>>>

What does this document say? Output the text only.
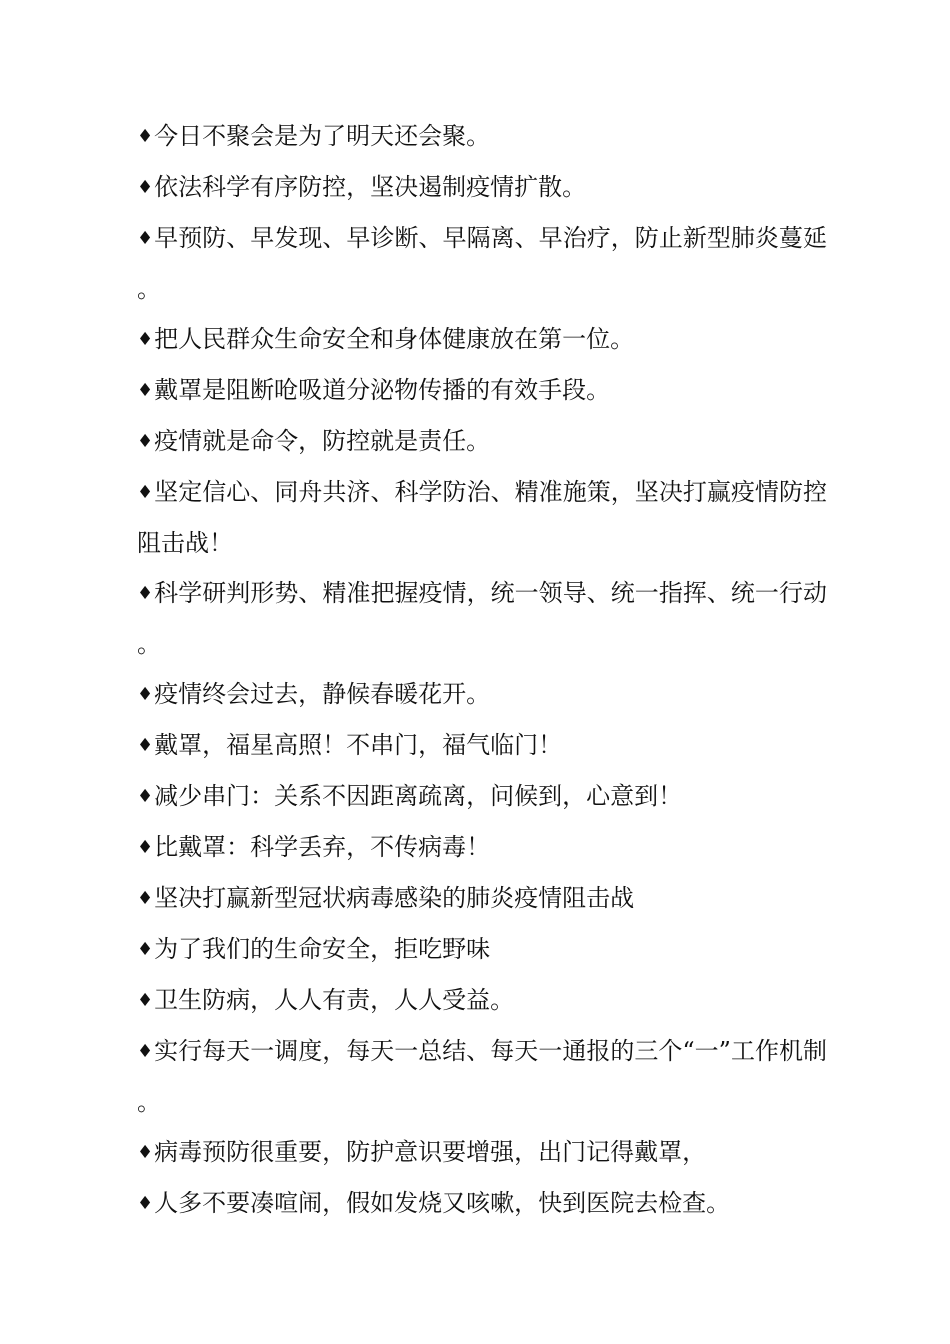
♦今日不聚会是为了明天还会聚。

♦依法科学有序防控，坚决遏制疫情扩散。

♦早预防、早发现、早诊断、早隔离、早治疗，防止新型肺炎蔓延。

♦把人民群众生命安全和身体健康放在第一位。

♦戴罩是阻断呛吸道分泌物传播的有效手段。

♦疫情就是命令，防控就是责任。

♦坚定信心、同舟共济、科学防治、精准施策，坚决打赢疫情防控阻击战！

♦科学研判形势、精准把握疫情，统一领导、统一指挥、统一行动。

♦疫情终会过去，静候春暖花开。

♦戴罩，福星高照！不串门，福气临门！

♦减少串门：关系不因距离疏离，问候到，心意到！

♦比戴罩：科学丢弃，不传病毒！

♦坚决打赢新型冠状病毒感染的肺炎疫情阻击战

♦为了我们的生命安全，拒吃野味

♦卫生防病，人人有责，人人受益。

♦实行每天一调度，每天一总结、每天一通报的三个“一”工作机制。

♦病毒预防很重要，防护意识要增强，出门记得戴罩，

♦人多不要凑喧闹，假如发烧又咳嗽，快到医院去检查。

<<<

(What you are asked to do):
Copy the whole listing above word for word but do not carry over the pictures.

(Response):
What does this document say? Output the text only.
♦今日不聚会是为了明天还会聚。

♦依法科学有序防控，坚决遏制疫情扩散。

♦早预防、早发现、早诊断、早隔离、早治疗，防止新型肺炎蔓延。

♦把人民群众生命安全和身体健康放在第一位。

♦戴罩是阻断呛吸道分泌物传播的有效手段。

♦疫情就是命令，防控就是责任。

♦坚定信心、同舟共济、科学防治、精准施策，坚决打赢疫情防控阻击战！

♦科学研判形势、精准把握疫情，统一领导、统一指挥、统一行动。

♦疫情终会过去，静候春暖花开。

♦戴罩，福星高照！不串门，福气临门！

♦减少串门：关系不因距离疏离，问候到，心意到！

♦比戴罩：科学丢弃，不传病毒！

♦坚决打赢新型冠状病毒感染的肺炎疫情阻击战

♦为了我们的生命安全，拒吃野味

♦卫生防病，人人有责，人人受益。

♦实行每天一调度，每天一总结、每天一通报的三个“一”工作机制。

♦病毒预防很重要，防护意识要增强，出门记得戴罩，

♦人多不要凑喧闹，假如发烧又咳嗽，快到医院去检查。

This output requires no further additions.